[Saved data entries]
☆ ☆ ☆ ☆ ☆ ☆ ☆
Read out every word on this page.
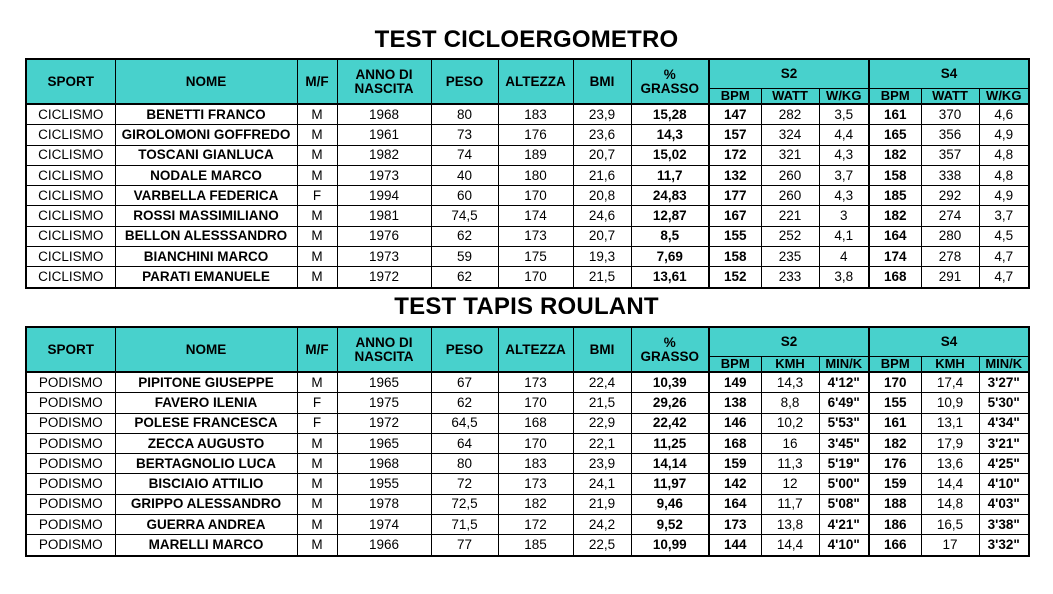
TEST CICLOERGOMETRO
SPORT	NOME	M/F	ANNO DI NASCITA	PESO	ALTEZZA	BMI	% GRASSO	S2			S4		
								BPM	WATT	W/KG	BPM	WATT	W/KG
CICLISMO	BENETTI FRANCO	M	1968	80	183	23,9	15,28	147	282	3,5	161	370	4,6
CICLISMO	GIROLOMONI GOFFREDO	M	1961	73	176	23,6	14,3	157	324	4,4	165	356	4,9
CICLISMO	TOSCANI GIANLUCA	M	1982	74	189	20,7	15,02	172	321	4,3	182	357	4,8
CICLISMO	NODALE MARCO	M	1973	40	180	21,6	11,7	132	260	3,7	158	338	4,8
CICLISMO	VARBELLA FEDERICA	F	1994	60	170	20,8	24,83	177	260	4,3	185	292	4,9
CICLISMO	ROSSI MASSIMILIANO	M	1981	74,5	174	24,6	12,87	167	221	3	182	274	3,7
CICLISMO	BELLON ALESSSANDRO	M	1976	62	173	20,7	8,5	155	252	4,1	164	280	4,5
CICLISMO	BIANCHINI MARCO	M	1973	59	175	19,3	7,69	158	235	4	174	278	4,7
CICLISMO	PARATI EMANUELE	M	1972	62	170	21,5	13,61	152	233	3,8	168	291	4,7
TEST TAPIS ROULANT
SPORT	NOME	M/F	ANNO DI NASCITA	PESO	ALTEZZA	BMI	% GRASSO	S2			S4		
								BPM	KMH	MIN/K	BPM	KMH	MIN/K
PODISMO	PIPITONE GIUSEPPE	M	1965	67	173	22,4	10,39	149	14,3	4'12"	170	17,4	3'27"
PODISMO	FAVERO ILENIA	F	1975	62	170	21,5	29,26	138	8,8	6'49"	155	10,9	5'30"
PODISMO	POLESE FRANCESCA	F	1972	64,5	168	22,9	22,42	146	10,2	5'53"	161	13,1	4'34"
PODISMO	ZECCA AUGUSTO	M	1965	64	170	22,1	11,25	168	16	3'45"	182	17,9	3'21"
PODISMO	BERTAGNOLIO LUCA	M	1968	80	183	23,9	14,14	159	11,3	5'19"	176	13,6	4'25"
PODISMO	BISCIAIO ATTILIO	M	1955	72	173	24,1	11,97	142	12	5'00"	159	14,4	4'10"
PODISMO	GRIPPO ALESSANDRO	M	1978	72,5	182	21,9	9,46	164	11,7	5'08"	188	14,8	4'03"
PODISMO	GUERRA ANDREA	M	1974	71,5	172	24,2	9,52	173	13,8	4'21"	186	16,5	3'38"
PODISMO	MARELLI MARCO	M	1966	77	185	22,5	10,99	144	14,4	4'10"	166	17	3'32"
☆ ☆ ☆ ☆ ☆ ☆ ☆
§ **DIRECTION**
Skip the pictures and transcribe the rest of the records exactly.

§ **REPLY**
Read out every word on this page.
TEST CICLOERGOMETRO
SPORT	NOME	M/F	ANNO DI NASCITA	PESO	ALTEZZA	BMI	% GRASSO	S2			S4		
								BPM	WATT	W/KG	BPM	WATT	W/KG
CICLISMO	BENETTI FRANCO	M	1968	80	183	23,9	15,28	147	282	3,5	161	370	4,6
CICLISMO	GIROLOMONI GOFFREDO	M	1961	73	176	23,6	14,3	157	324	4,4	165	356	4,9
CICLISMO	TOSCANI GIANLUCA	M	1982	74	189	20,7	15,02	172	321	4,3	182	357	4,8
CICLISMO	NODALE MARCO	M	1973	40	180	21,6	11,7	132	260	3,7	158	338	4,8
CICLISMO	VARBELLA FEDERICA	F	1994	60	170	20,8	24,83	177	260	4,3	185	292	4,9
CICLISMO	ROSSI MASSIMILIANO	M	1981	74,5	174	24,6	12,87	167	221	3	182	274	3,7
CICLISMO	BELLON ALESSSANDRO	M	1976	62	173	20,7	8,5	155	252	4,1	164	280	4,5
CICLISMO	BIANCHINI MARCO	M	1973	59	175	19,3	7,69	158	235	4	174	278	4,7
CICLISMO	PARATI EMANUELE	M	1972	62	170	21,5	13,61	152	233	3,8	168	291	4,7
TEST TAPIS ROULANT
SPORT	NOME	M/F	ANNO DI NASCITA	PESO	ALTEZZA	BMI	% GRASSO	S2			S4		
								BPM	KMH	MIN/K	BPM	KMH	MIN/K
PODISMO	PIPITONE GIUSEPPE	M	1965	67	173	22,4	10,39	149	14,3	4'12"	170	17,4	3'27"
PODISMO	FAVERO ILENIA	F	1975	62	170	21,5	29,26	138	8,8	6'49"	155	10,9	5'30"
PODISMO	POLESE FRANCESCA	F	1972	64,5	168	22,9	22,42	146	10,2	5'53"	161	13,1	4'34"
PODISMO	ZECCA AUGUSTO	M	1965	64	170	22,1	11,25	168	16	3'45"	182	17,9	3'21"
PODISMO	BERTAGNOLIO LUCA	M	1968	80	183	23,9	14,14	159	11,3	5'19"	176	13,6	4'25"
PODISMO	BISCIAIO ATTILIO	M	1955	72	173	24,1	11,97	142	12	5'00"	159	14,4	4'10"
PODISMO	GRIPPO ALESSANDRO	M	1978	72,5	182	21,9	9,46	164	11,7	5'08"	188	14,8	4'03"
PODISMO	GUERRA ANDREA	M	1974	71,5	172	24,2	9,52	173	13,8	4'21"	186	16,5	3'38"
PODISMO	MARELLI MARCO	M	1966	77	185	22,5	10,99	144	14,4	4'10"	166	17	3'32"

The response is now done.